- WRITTEN PROBLEM
Please pull out every line below that contains the string "right" and copy each one. Case counts.

---------- SUPPLIED MATERIAL

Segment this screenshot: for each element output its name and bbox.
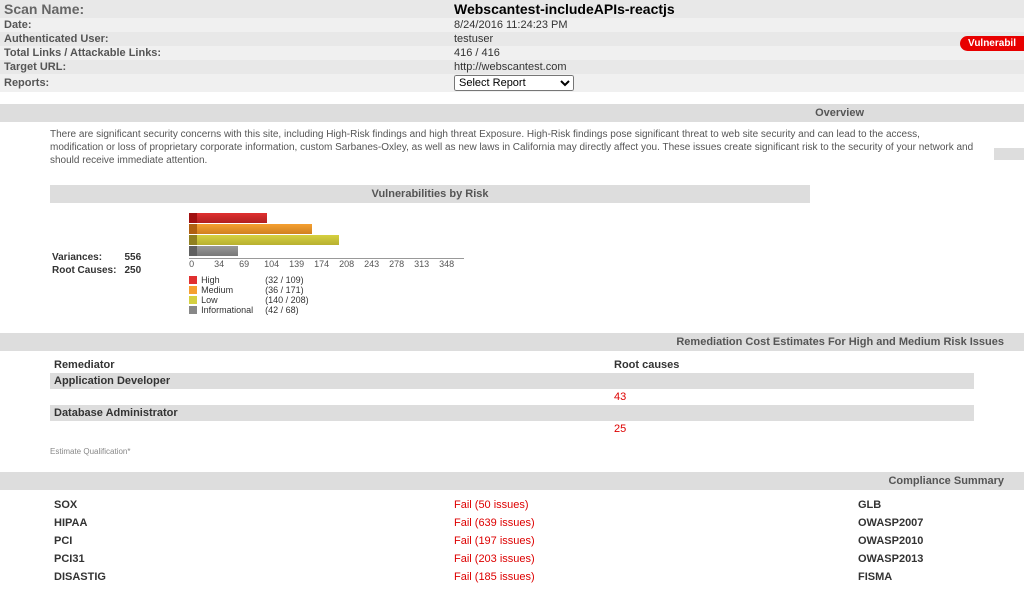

--------------------
---------- SUPPLIED MATERIAL

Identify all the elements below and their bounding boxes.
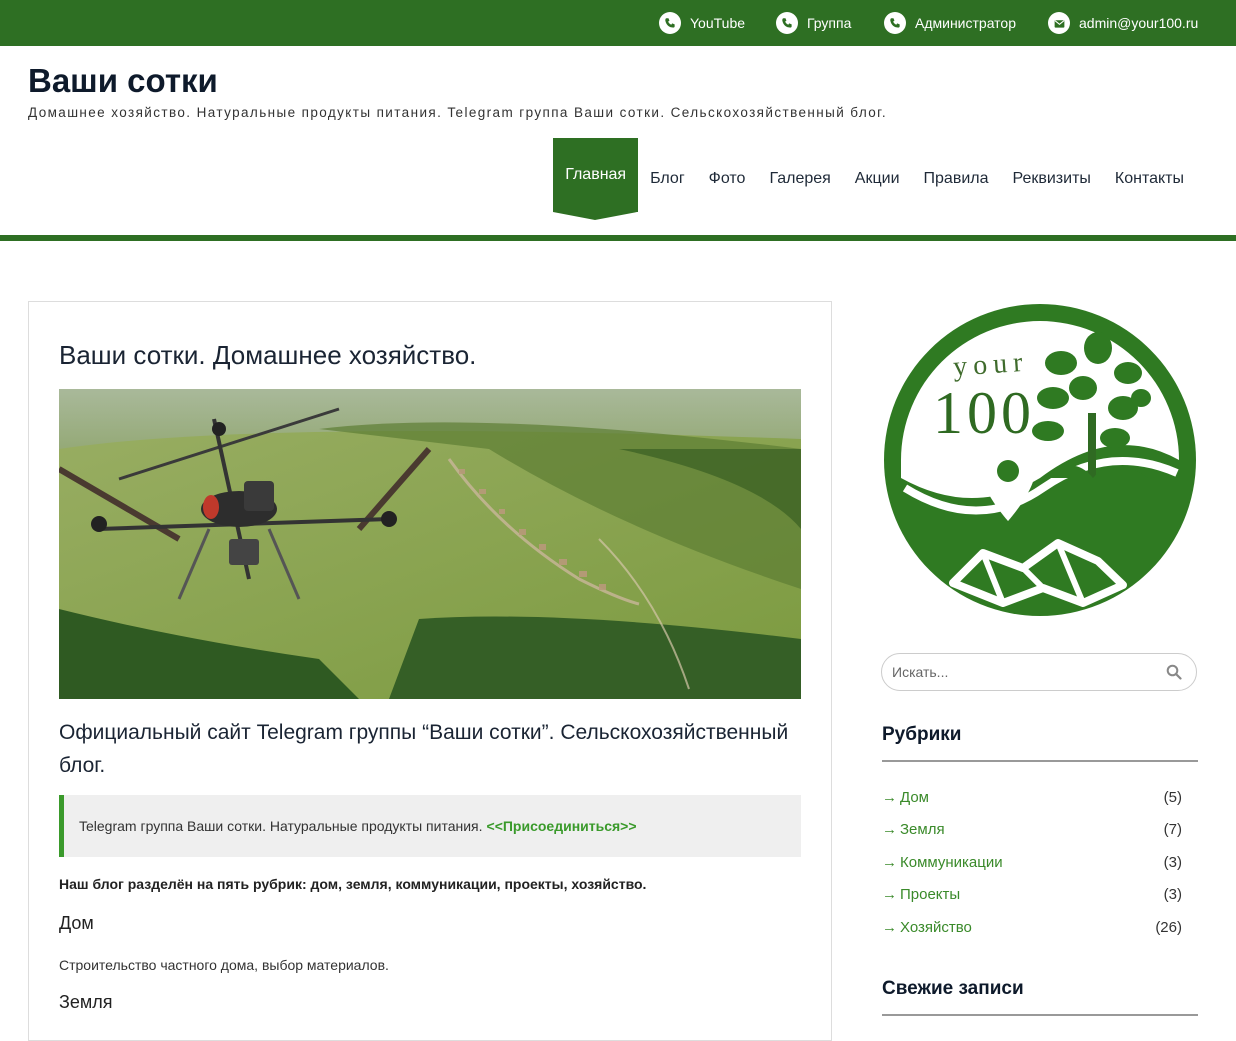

--------------------
---------- SUPPLIED MATERIAL

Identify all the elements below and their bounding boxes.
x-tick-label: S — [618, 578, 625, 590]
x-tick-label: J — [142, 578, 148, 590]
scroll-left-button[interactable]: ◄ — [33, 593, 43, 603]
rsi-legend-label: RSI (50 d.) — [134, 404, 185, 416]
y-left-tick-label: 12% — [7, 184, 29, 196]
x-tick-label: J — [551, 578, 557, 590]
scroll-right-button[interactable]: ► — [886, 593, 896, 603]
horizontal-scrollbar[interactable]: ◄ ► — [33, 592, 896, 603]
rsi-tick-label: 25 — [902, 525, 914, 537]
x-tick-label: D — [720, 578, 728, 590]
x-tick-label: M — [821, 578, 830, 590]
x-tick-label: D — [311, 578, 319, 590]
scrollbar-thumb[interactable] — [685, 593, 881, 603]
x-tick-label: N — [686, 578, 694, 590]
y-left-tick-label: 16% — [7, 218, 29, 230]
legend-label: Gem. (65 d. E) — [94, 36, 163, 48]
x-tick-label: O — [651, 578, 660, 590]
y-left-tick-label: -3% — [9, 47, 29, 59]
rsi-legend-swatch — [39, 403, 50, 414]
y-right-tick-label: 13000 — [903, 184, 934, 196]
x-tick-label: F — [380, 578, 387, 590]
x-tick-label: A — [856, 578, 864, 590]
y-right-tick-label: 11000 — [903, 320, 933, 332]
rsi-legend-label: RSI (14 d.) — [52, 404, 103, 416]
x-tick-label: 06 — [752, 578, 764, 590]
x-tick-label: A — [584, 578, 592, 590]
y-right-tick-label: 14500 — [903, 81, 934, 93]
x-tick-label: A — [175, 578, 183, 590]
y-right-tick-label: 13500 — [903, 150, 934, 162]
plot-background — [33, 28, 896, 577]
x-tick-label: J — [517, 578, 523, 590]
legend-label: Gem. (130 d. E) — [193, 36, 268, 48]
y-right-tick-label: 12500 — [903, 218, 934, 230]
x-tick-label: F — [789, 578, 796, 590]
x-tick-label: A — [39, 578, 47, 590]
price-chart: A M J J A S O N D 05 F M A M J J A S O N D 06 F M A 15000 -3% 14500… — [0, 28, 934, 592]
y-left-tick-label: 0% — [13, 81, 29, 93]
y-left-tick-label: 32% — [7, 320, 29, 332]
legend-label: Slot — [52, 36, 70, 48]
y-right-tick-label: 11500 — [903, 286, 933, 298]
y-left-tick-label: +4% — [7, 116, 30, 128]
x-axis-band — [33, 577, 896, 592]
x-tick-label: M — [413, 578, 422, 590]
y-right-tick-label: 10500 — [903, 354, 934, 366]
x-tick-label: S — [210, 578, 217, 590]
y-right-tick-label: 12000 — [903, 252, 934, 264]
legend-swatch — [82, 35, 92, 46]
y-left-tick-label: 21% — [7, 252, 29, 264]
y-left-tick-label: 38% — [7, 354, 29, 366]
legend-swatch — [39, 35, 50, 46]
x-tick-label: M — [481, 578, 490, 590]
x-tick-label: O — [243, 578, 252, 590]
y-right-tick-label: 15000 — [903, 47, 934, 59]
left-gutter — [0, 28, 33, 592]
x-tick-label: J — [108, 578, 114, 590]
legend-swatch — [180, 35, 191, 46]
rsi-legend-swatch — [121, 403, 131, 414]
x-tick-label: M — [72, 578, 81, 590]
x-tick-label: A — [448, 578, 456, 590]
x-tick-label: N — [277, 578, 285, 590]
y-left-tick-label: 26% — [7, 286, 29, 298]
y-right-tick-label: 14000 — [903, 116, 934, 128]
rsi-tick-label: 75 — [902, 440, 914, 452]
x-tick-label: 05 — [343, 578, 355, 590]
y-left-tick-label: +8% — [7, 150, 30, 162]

--------------------

- REPLY
scroll-right-button[interactable]: ► — [886, 593, 896, 603]
y-right-tick-label: 13000 — [903, 184, 934, 196]
y-right-tick-label: 11000 — [903, 320, 933, 332]
y-right-tick-label: 14500 — [903, 81, 934, 93]
y-right-tick-label: 13500 — [903, 150, 934, 162]
y-right-tick-label: 12500 — [903, 218, 934, 230]
y-right-tick-label: 11500 — [903, 286, 933, 298]
y-right-tick-label: 10500 — [903, 354, 934, 366]
y-right-tick-label: 12000 — [903, 252, 934, 264]
y-right-tick-label: 15000 — [903, 47, 934, 59]
y-right-tick-label: 14000 — [903, 116, 934, 128]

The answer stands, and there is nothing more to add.